══ Materials provided ══
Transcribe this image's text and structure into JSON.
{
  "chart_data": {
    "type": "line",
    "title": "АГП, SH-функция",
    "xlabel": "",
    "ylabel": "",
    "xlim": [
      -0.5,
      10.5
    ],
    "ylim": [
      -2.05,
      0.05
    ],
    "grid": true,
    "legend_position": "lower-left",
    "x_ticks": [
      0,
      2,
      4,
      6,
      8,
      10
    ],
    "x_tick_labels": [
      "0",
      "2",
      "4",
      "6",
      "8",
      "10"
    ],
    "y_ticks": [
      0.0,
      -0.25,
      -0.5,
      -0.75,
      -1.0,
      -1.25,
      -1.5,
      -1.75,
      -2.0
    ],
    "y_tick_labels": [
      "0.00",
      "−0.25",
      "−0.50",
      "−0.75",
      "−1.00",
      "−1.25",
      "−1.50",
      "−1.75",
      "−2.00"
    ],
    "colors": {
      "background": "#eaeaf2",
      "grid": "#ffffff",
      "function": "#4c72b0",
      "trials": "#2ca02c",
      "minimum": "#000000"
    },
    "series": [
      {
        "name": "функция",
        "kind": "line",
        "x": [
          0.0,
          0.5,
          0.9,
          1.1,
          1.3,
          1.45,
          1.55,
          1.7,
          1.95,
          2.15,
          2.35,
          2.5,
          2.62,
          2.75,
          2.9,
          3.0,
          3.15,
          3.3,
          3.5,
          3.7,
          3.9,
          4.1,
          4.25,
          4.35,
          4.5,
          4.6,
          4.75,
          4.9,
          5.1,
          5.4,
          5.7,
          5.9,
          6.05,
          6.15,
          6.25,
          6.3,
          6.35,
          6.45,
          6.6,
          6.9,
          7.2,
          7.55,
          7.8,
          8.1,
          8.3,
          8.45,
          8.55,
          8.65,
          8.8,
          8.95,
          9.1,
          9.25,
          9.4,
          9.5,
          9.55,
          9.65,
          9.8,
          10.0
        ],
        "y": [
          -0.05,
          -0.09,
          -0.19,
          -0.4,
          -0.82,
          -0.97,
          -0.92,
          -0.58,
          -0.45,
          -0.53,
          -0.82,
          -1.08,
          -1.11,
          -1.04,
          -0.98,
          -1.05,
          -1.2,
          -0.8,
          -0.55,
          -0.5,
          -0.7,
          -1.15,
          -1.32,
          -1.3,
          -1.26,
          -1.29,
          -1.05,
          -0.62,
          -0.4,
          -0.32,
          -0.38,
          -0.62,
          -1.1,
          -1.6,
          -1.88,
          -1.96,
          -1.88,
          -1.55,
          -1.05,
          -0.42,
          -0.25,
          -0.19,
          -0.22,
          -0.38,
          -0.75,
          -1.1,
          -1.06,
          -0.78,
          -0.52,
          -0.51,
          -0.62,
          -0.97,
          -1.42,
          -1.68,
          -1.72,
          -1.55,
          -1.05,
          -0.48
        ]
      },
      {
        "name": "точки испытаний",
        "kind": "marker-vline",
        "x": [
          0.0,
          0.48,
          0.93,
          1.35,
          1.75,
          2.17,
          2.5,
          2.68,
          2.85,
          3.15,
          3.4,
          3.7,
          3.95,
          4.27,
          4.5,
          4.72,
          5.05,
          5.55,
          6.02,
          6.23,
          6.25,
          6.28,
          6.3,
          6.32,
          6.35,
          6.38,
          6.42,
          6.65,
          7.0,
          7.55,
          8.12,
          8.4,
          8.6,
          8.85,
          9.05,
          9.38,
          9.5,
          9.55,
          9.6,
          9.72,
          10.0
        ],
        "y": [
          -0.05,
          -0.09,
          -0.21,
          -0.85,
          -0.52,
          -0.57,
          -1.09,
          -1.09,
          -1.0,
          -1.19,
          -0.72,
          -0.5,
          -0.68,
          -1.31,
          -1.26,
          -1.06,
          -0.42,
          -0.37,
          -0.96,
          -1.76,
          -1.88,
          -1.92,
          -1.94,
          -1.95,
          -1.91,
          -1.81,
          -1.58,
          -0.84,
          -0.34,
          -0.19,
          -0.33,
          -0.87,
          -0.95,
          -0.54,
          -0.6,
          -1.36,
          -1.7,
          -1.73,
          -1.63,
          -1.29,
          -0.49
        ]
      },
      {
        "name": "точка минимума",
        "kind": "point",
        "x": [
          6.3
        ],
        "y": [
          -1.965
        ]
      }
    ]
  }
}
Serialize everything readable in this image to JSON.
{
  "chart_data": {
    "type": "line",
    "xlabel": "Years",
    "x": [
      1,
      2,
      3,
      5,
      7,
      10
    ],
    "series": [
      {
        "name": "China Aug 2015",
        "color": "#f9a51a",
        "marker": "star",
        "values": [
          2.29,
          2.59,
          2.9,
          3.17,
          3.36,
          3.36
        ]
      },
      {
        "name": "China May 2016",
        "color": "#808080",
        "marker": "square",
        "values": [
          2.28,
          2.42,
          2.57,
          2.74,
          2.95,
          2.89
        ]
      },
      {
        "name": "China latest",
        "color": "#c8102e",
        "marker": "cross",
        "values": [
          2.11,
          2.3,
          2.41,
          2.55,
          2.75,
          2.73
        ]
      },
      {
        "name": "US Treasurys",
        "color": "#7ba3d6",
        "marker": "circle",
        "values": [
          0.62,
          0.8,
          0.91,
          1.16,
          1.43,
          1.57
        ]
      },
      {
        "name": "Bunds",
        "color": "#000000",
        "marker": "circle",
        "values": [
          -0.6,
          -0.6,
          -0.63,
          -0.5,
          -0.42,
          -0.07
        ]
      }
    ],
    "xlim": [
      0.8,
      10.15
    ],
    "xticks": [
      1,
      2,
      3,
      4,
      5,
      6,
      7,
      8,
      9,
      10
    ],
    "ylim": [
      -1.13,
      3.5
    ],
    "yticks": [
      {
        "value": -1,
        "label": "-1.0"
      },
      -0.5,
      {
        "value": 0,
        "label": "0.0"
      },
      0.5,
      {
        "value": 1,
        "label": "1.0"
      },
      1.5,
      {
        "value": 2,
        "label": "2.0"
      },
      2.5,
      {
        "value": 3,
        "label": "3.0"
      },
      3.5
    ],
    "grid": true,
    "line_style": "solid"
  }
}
═══
In the material above, show every line where the word "China" turns up.

        "name": "China Aug 2015",
        "name": "China May 2016",
        "name": "China latest",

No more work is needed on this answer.